> **EXERCISE BRIEF**
Find the lines of data that contain the string "title", then list them.

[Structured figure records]
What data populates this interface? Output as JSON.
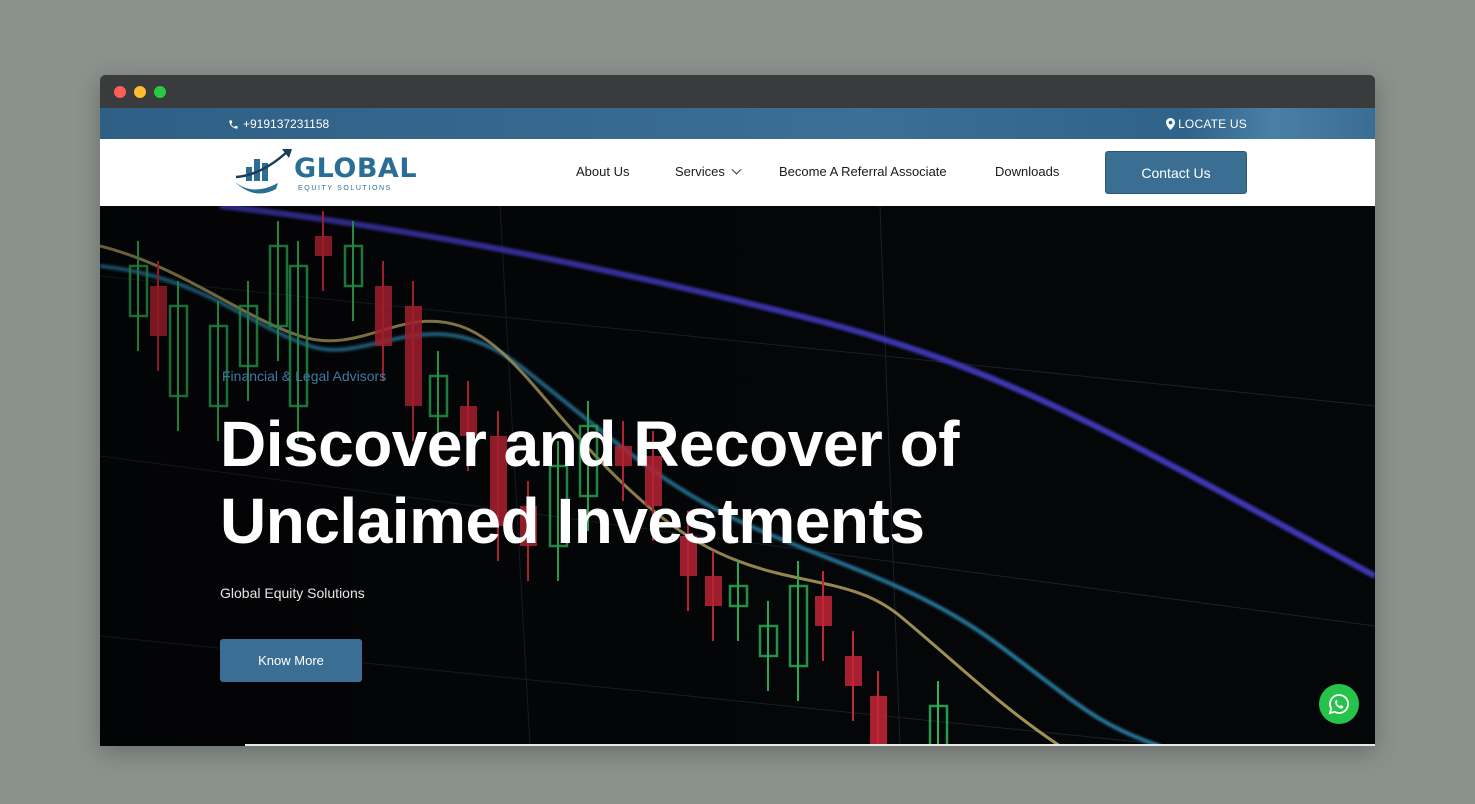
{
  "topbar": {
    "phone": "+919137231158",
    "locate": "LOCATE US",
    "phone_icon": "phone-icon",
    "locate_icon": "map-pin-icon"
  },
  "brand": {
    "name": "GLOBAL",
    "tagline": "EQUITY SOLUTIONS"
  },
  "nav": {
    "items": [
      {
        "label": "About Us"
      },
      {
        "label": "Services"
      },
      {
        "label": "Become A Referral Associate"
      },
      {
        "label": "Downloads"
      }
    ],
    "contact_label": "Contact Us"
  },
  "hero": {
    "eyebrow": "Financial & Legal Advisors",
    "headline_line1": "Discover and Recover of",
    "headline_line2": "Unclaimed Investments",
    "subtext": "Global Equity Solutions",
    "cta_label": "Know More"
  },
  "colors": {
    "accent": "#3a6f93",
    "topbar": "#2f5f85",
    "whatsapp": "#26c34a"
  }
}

==

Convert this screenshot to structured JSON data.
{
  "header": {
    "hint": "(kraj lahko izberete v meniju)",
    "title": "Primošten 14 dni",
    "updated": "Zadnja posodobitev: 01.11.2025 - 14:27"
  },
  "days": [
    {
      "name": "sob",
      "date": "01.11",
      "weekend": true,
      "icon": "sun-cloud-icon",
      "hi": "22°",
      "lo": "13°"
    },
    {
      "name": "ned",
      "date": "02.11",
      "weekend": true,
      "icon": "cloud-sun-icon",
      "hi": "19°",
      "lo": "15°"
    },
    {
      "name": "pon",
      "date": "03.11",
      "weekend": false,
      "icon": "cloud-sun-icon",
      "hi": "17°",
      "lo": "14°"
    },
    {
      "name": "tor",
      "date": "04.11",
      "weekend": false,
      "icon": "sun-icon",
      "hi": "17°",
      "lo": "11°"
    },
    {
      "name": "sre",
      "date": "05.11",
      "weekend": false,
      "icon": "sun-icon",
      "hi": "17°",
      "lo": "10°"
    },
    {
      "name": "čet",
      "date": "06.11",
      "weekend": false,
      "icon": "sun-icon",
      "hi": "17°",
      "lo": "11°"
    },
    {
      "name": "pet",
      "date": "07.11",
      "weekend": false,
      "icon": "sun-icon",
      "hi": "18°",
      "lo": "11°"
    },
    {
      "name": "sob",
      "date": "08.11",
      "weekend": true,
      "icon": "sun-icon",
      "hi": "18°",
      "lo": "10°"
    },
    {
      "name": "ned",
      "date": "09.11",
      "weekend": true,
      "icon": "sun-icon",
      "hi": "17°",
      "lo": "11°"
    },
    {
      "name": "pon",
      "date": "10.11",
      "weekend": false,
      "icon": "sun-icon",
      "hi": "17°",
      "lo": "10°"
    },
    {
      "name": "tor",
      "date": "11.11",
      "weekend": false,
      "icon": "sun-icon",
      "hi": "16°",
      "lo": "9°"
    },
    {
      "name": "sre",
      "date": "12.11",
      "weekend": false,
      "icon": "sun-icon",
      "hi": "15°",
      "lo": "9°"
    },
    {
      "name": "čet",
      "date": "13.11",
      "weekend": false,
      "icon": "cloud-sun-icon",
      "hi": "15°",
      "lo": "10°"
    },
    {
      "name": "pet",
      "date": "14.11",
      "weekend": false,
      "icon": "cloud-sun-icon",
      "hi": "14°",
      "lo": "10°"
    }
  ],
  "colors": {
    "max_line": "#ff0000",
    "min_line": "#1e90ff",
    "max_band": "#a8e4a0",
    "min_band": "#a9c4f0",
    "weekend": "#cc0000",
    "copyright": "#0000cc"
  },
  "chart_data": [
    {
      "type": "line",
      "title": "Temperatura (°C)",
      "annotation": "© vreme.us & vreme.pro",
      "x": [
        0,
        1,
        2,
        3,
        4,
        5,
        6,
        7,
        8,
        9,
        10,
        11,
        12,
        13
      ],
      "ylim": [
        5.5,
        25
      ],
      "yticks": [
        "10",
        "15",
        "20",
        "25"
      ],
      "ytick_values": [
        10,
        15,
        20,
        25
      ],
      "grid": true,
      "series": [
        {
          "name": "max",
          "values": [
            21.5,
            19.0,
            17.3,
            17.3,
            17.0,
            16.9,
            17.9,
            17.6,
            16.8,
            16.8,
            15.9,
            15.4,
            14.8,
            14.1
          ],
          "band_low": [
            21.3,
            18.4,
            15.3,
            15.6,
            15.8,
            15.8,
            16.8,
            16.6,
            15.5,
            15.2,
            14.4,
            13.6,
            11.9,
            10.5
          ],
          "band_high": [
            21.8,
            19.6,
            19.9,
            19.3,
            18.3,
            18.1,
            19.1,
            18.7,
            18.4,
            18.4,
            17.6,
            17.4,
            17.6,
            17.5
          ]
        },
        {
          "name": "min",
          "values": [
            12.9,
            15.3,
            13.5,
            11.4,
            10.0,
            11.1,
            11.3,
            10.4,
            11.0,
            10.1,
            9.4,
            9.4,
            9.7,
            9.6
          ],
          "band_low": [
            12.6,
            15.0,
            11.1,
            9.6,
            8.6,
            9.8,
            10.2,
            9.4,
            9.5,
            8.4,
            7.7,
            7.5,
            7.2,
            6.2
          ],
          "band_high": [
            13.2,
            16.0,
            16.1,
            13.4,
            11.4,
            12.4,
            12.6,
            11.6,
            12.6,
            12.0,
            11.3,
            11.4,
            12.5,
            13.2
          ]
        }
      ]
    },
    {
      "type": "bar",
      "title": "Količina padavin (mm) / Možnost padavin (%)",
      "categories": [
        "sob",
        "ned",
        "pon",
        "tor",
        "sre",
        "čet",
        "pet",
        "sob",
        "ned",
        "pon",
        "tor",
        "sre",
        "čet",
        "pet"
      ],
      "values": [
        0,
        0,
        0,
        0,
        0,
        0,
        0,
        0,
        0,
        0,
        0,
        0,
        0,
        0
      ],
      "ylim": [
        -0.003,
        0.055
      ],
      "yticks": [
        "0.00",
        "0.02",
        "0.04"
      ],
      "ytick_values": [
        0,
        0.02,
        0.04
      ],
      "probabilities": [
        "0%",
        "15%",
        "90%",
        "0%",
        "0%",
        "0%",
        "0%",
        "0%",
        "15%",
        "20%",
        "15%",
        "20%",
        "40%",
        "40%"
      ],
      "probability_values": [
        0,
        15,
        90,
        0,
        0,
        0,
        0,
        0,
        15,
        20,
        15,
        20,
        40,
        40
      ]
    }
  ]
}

> **TASK SOLUTION**
    "title": "Primošten 14 dni",
      "title": "Temperatura (°C)",
      "title": "Količina padavin (mm) / Možnost padavin (%)",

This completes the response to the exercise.